### Description of the task
In how many lines of the data does the word "Italy" appear? Give the number by itself.

### Records to process
——————————
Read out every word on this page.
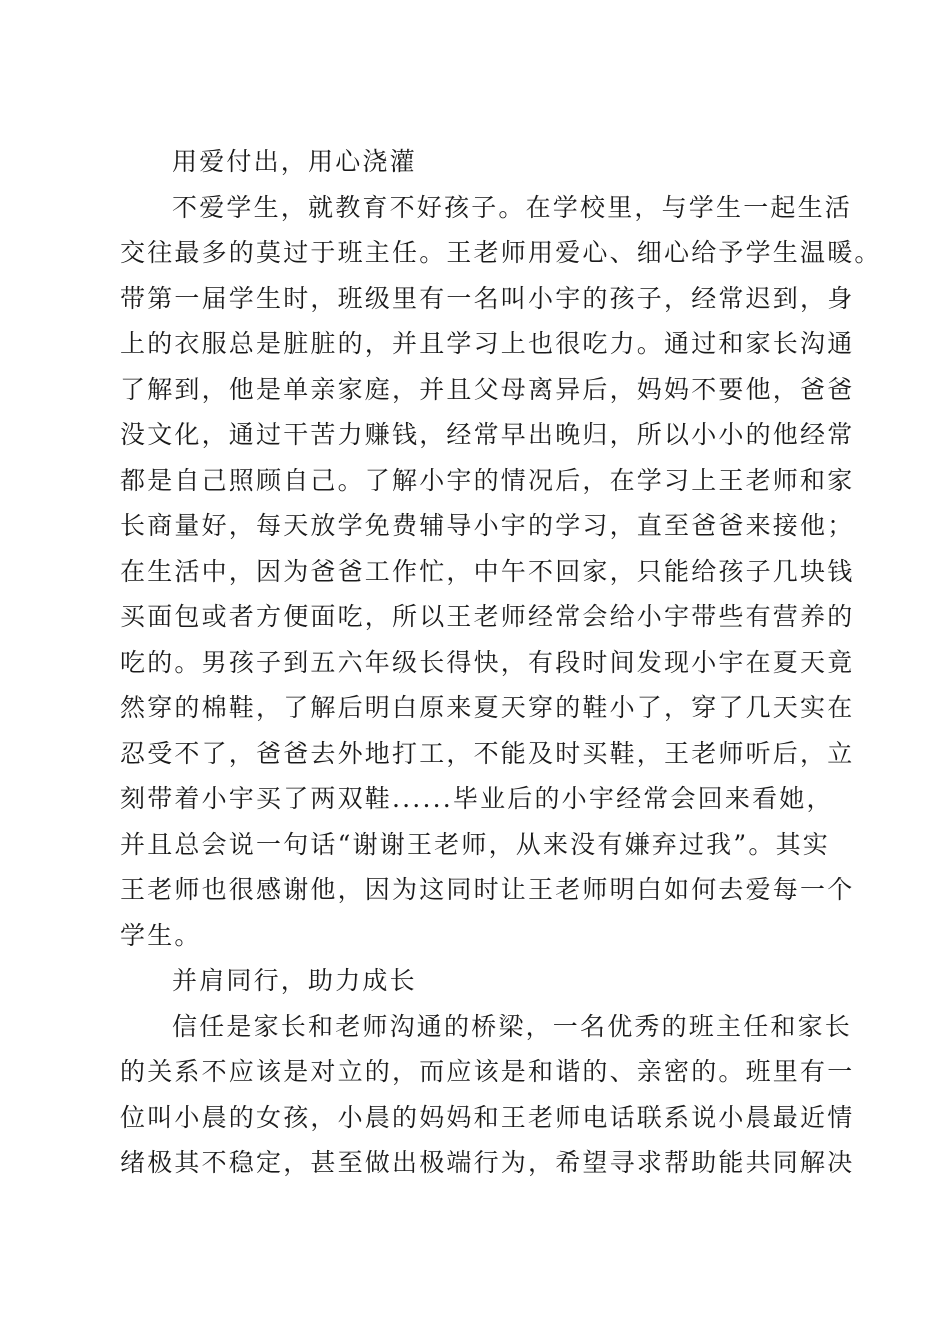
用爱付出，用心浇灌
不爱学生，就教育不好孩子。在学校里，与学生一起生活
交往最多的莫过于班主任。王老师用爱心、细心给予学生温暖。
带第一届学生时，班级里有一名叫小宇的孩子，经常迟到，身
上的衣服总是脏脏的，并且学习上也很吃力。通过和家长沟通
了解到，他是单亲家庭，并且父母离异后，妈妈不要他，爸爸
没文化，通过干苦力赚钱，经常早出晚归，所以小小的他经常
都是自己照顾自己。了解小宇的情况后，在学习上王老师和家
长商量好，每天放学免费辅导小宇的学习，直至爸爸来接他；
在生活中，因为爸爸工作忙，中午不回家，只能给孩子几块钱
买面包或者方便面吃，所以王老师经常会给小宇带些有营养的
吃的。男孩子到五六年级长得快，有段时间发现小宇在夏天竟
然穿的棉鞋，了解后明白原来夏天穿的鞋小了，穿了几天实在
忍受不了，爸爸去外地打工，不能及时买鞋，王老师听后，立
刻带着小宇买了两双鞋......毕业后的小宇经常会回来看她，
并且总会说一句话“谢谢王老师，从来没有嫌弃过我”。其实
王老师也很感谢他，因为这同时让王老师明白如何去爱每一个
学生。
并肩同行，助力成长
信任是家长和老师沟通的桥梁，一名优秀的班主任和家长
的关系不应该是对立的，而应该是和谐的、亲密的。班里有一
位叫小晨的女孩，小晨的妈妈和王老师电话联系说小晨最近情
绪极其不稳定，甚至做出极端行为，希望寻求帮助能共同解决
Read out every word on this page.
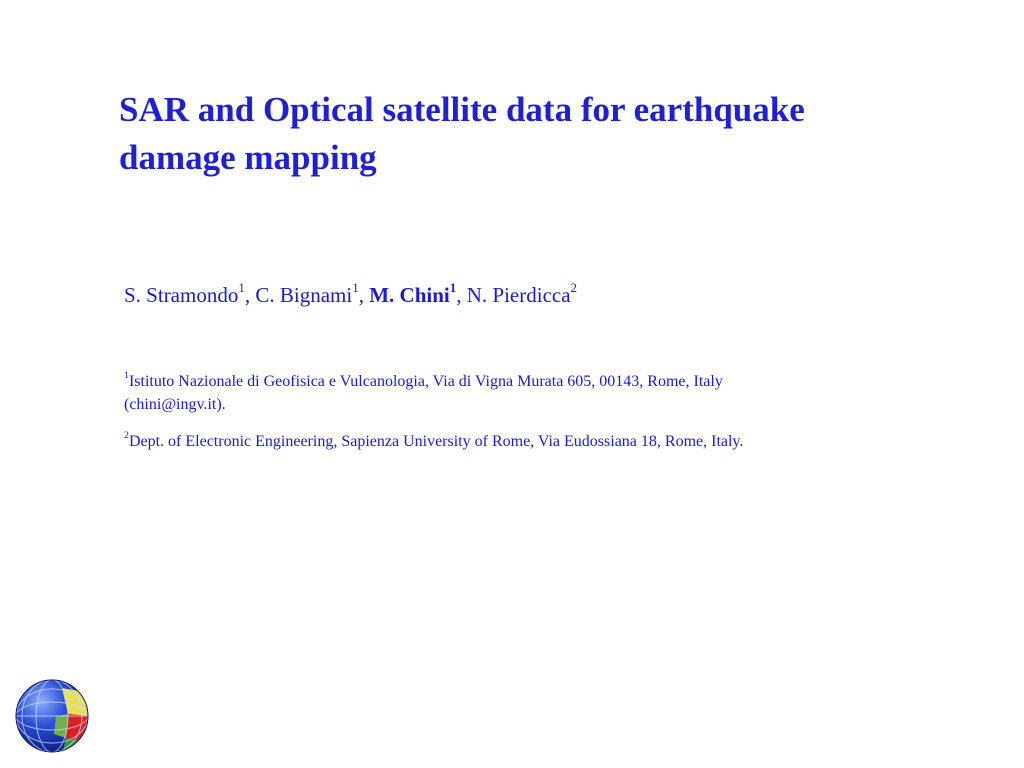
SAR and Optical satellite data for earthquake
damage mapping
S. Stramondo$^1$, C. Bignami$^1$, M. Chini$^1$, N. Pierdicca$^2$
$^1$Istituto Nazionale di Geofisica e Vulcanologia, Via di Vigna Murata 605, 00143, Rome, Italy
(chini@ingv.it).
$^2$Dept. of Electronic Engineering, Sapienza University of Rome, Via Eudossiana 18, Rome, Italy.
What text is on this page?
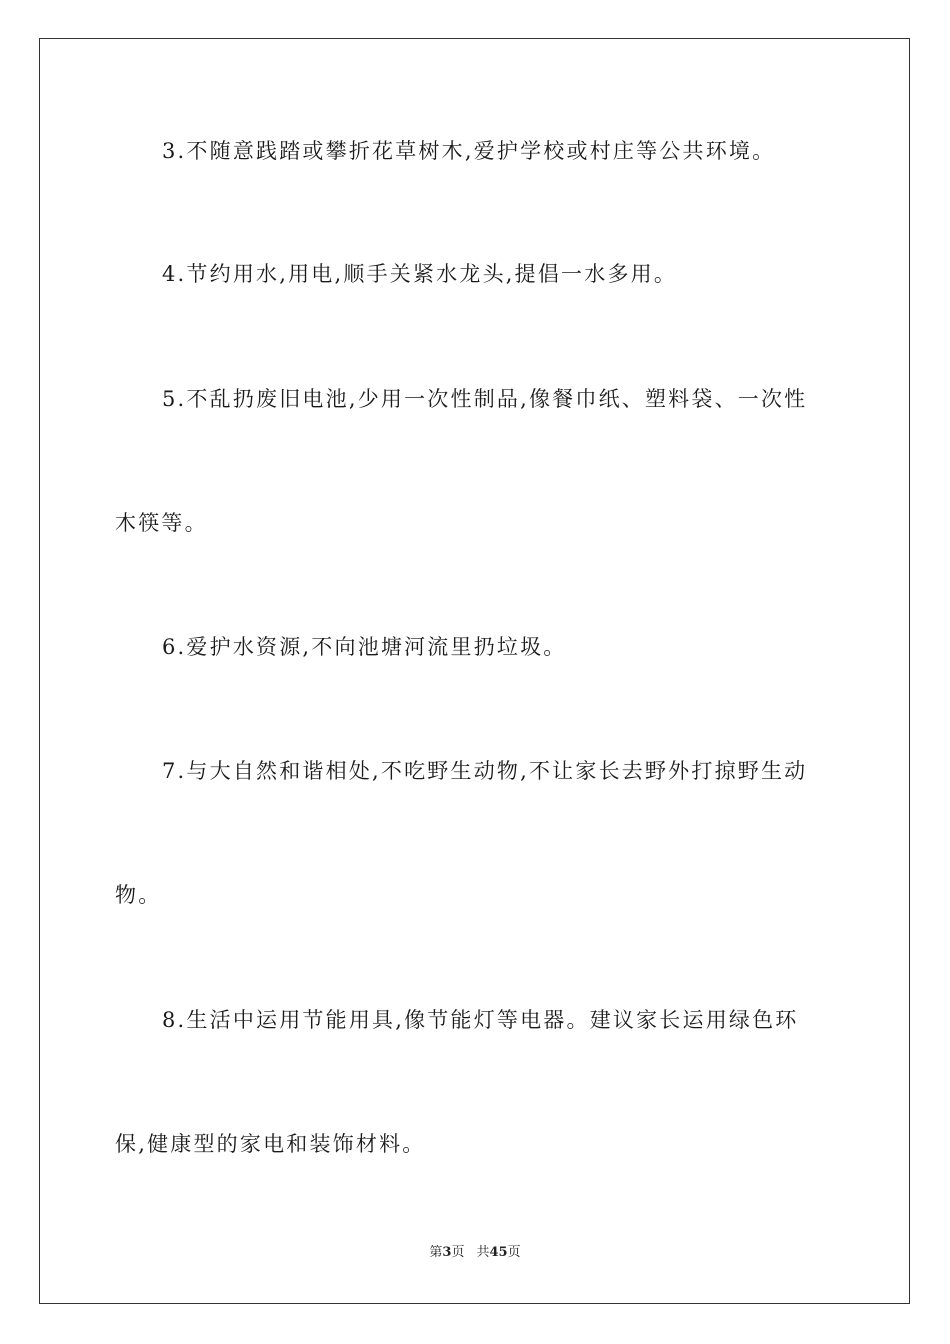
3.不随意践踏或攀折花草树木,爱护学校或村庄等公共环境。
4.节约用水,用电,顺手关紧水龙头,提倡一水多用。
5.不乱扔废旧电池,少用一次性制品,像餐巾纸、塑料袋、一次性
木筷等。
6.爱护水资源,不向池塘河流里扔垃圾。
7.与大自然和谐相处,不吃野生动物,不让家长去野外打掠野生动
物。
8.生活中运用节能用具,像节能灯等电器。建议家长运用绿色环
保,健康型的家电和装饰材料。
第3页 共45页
——————————
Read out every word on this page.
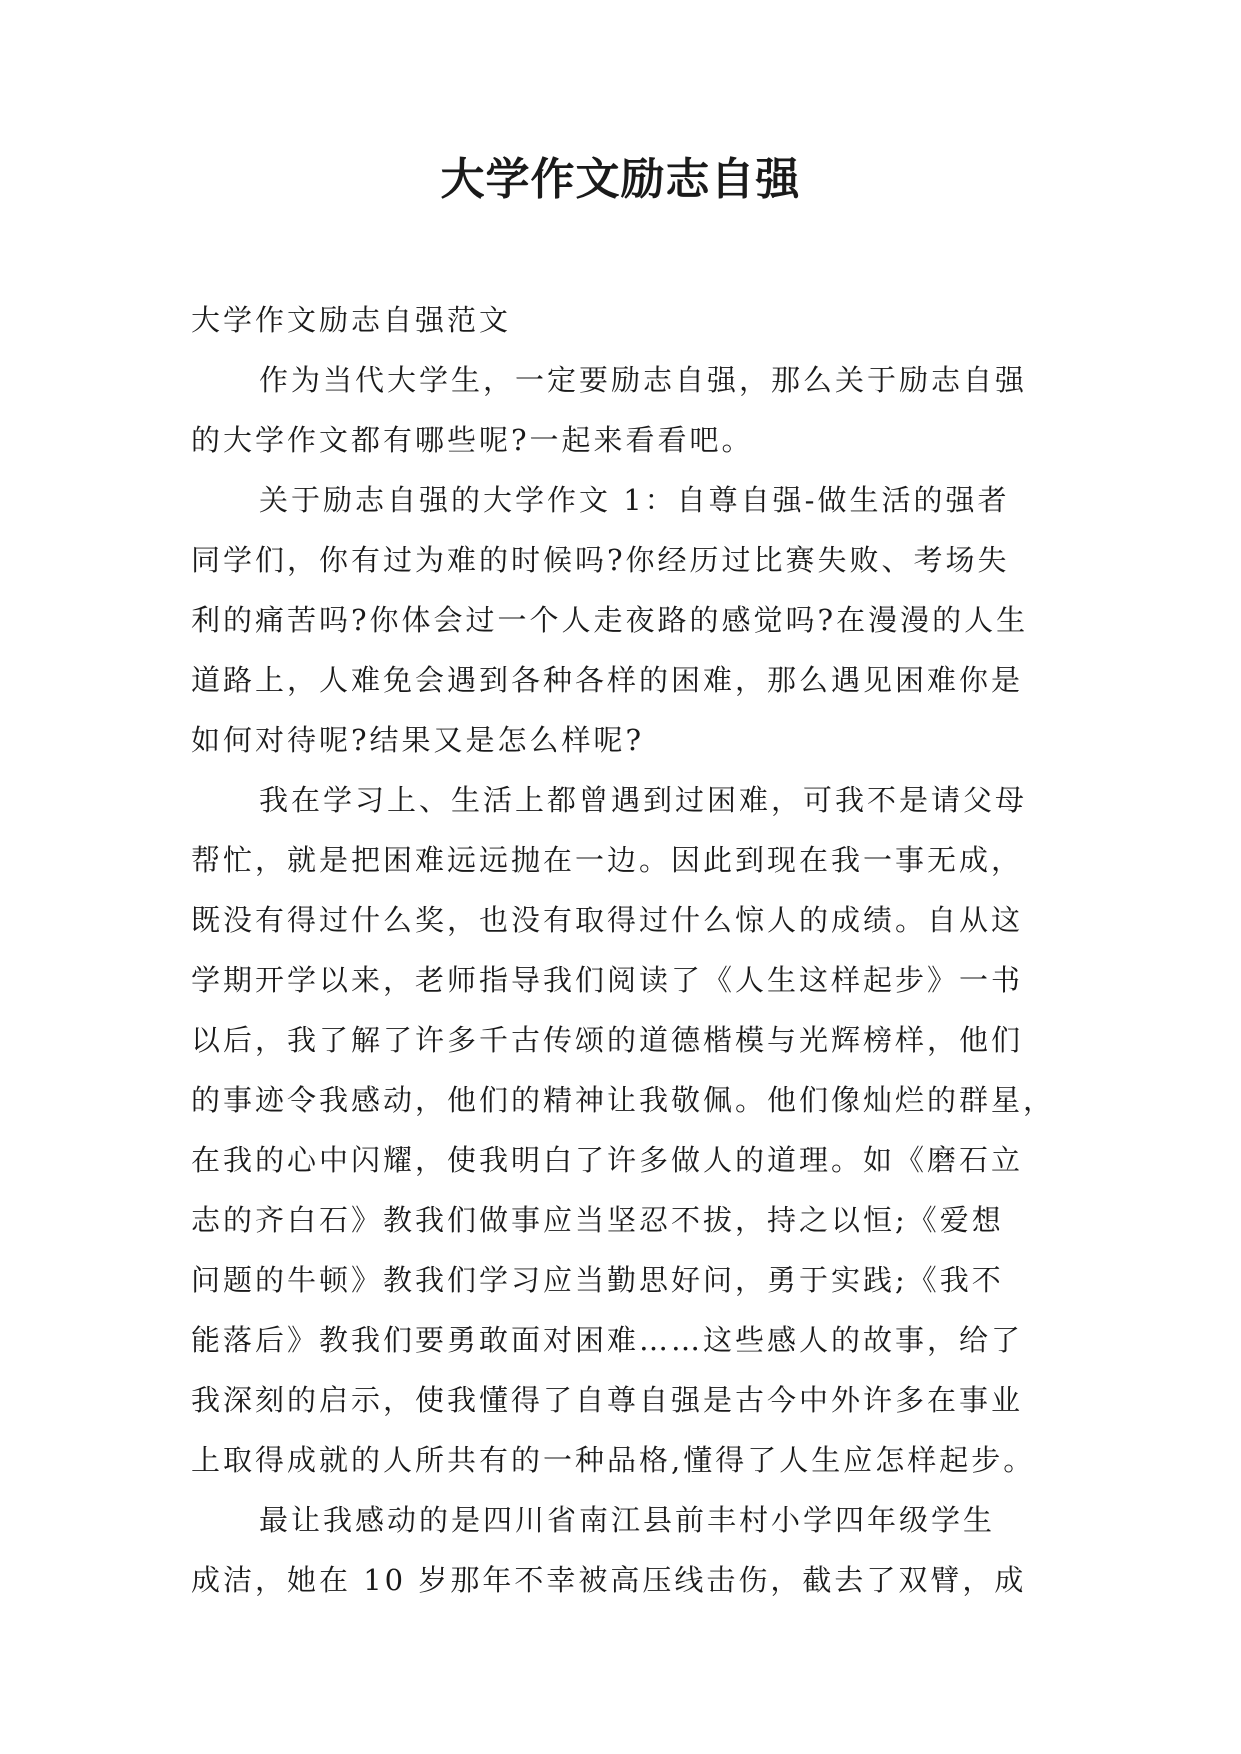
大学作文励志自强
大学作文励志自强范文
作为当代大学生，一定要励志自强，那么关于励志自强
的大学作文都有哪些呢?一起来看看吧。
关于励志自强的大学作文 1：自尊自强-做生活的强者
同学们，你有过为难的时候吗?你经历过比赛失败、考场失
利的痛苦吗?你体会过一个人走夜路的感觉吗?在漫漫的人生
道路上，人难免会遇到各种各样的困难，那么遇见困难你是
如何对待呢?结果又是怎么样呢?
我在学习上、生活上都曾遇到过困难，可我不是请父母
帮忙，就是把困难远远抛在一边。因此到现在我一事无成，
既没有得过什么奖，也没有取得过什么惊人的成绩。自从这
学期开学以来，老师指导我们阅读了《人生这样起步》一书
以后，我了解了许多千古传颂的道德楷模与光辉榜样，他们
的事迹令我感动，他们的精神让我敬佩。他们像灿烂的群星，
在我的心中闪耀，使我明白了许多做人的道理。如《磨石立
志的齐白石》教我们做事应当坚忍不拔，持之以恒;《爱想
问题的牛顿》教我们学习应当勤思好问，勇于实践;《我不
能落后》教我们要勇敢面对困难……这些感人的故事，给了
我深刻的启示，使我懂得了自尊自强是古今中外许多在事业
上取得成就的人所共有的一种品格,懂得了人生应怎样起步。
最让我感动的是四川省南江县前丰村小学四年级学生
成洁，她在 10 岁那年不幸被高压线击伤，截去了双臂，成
——————————
### Exercise output
2